(Records from a data collection)
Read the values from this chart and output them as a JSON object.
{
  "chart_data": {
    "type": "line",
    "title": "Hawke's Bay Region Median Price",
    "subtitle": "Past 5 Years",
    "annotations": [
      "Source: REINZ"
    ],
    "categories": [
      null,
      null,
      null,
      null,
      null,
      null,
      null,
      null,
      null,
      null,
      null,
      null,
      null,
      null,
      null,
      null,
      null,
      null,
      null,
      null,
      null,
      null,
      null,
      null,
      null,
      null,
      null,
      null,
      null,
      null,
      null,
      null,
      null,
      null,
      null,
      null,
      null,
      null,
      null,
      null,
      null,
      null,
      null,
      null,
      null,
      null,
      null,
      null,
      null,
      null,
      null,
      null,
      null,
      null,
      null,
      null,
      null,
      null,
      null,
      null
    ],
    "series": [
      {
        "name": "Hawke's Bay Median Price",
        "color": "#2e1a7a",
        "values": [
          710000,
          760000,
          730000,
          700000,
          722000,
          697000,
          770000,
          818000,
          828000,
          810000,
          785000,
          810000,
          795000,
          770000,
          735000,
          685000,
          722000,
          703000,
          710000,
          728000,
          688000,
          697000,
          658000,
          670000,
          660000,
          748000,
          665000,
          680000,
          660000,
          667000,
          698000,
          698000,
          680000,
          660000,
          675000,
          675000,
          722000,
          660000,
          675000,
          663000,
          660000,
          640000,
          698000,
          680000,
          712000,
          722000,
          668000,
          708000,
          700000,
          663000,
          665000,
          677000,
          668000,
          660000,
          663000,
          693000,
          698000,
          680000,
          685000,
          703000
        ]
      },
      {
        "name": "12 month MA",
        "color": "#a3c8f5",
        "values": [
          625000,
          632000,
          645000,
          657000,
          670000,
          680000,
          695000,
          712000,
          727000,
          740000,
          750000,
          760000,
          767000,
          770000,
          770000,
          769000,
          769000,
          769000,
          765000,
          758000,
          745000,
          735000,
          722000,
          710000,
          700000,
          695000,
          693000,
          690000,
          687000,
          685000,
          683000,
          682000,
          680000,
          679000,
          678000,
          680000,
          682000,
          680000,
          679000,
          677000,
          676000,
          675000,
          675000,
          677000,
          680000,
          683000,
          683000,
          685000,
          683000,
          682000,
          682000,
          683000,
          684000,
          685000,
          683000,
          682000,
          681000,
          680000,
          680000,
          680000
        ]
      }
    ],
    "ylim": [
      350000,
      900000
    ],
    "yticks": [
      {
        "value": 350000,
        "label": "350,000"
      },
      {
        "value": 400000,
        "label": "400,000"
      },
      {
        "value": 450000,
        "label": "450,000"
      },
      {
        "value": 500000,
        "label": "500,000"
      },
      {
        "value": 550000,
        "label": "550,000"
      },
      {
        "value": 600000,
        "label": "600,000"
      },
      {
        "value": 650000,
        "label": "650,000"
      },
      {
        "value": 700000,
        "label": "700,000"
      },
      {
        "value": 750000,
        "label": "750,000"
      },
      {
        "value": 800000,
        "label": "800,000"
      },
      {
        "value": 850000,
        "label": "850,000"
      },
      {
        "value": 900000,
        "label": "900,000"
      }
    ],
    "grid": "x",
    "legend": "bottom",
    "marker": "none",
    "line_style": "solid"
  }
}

Exercise objective: In the material above, find each line that contains the word "label", and select it.

Answer in full:
        "label": "350,000"
        "label": "400,000"
        "label": "450,000"
        "label": "500,000"
        "label": "550,000"
        "label": "600,000"
        "label": "650,000"
        "label": "700,000"
        "label": "750,000"
        "label": "800,000"
        "label": "850,000"
        "label": "900,000"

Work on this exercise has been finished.